PROBLEM STATEMENT: Set down the material below in full, matching it exactly.

══ INFORMATION SUPPLIED

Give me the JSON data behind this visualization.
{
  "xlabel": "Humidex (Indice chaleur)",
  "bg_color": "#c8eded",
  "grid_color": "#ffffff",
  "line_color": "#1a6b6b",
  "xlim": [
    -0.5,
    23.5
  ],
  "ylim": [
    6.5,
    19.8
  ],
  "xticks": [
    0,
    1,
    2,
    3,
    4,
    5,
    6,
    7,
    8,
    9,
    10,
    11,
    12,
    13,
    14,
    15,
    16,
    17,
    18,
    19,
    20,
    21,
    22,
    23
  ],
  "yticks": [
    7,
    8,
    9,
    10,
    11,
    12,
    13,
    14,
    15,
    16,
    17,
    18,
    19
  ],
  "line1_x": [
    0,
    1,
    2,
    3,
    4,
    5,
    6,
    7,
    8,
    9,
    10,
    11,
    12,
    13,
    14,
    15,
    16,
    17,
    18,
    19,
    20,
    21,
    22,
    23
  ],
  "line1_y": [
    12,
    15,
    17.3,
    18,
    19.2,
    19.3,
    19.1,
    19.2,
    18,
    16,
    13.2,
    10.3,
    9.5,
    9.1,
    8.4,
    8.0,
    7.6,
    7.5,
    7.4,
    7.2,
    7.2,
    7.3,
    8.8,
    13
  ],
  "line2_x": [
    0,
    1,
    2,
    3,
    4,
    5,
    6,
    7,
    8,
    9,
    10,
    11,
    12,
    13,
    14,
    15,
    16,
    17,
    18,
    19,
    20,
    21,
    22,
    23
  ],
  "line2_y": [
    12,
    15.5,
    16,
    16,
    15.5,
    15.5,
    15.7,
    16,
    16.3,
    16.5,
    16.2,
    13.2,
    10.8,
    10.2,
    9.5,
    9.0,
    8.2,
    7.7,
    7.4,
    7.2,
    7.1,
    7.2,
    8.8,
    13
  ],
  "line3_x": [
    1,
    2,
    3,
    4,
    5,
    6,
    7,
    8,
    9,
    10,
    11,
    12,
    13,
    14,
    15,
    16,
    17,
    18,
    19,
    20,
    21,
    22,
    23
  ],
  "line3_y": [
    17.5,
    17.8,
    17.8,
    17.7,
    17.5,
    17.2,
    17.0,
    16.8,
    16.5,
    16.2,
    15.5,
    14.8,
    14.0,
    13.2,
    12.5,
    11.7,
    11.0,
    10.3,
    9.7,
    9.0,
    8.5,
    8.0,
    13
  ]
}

════

FULL RESPONSE:
Give me the JSON data behind this visualization.
{
  "xlabel": "Humidex (Indice chaleur)",
  "bg_color": "#c8eded",
  "grid_color": "#ffffff",
  "line_color": "#1a6b6b",
  "xlim": [
    -0.5,
    23.5
  ],
  "ylim": [
    6.5,
    19.8
  ],
  "xticks": [
    0,
    1,
    2,
    3,
    4,
    5,
    6,
    7,
    8,
    9,
    10,
    11,
    12,
    13,
    14,
    15,
    16,
    17,
    18,
    19,
    20,
    21,
    22,
    23
  ],
  "yticks": [
    7,
    8,
    9,
    10,
    11,
    12,
    13,
    14,
    15,
    16,
    17,
    18,
    19
  ],
  "line1_x": [
    0,
    1,
    2,
    3,
    4,
    5,
    6,
    7,
    8,
    9,
    10,
    11,
    12,
    13,
    14,
    15,
    16,
    17,
    18,
    19,
    20,
    21,
    22,
    23
  ],
  "line1_y": [
    12,
    15,
    17.3,
    18,
    19.2,
    19.3,
    19.1,
    19.2,
    18,
    16,
    13.2,
    10.3,
    9.5,
    9.1,
    8.4,
    8.0,
    7.6,
    7.5,
    7.4,
    7.2,
    7.2,
    7.3,
    8.8,
    13
  ],
  "line2_x": [
    0,
    1,
    2,
    3,
    4,
    5,
    6,
    7,
    8,
    9,
    10,
    11,
    12,
    13,
    14,
    15,
    16,
    17,
    18,
    19,
    20,
    21,
    22,
    23
  ],
  "line2_y": [
    12,
    15.5,
    16,
    16,
    15.5,
    15.5,
    15.7,
    16,
    16.3,
    16.5,
    16.2,
    13.2,
    10.8,
    10.2,
    9.5,
    9.0,
    8.2,
    7.7,
    7.4,
    7.2,
    7.1,
    7.2,
    8.8,
    13
  ],
  "line3_x": [
    1,
    2,
    3,
    4,
    5,
    6,
    7,
    8,
    9,
    10,
    11,
    12,
    13,
    14,
    15,
    16,
    17,
    18,
    19,
    20,
    21,
    22,
    23
  ],
  "line3_y": [
    17.5,
    17.8,
    17.8,
    17.7,
    17.5,
    17.2,
    17.0,
    16.8,
    16.5,
    16.2,
    15.5,
    14.8,
    14.0,
    13.2,
    12.5,
    11.7,
    11.0,
    10.3,
    9.7,
    9.0,
    8.5,
    8.0,
    13
  ]
}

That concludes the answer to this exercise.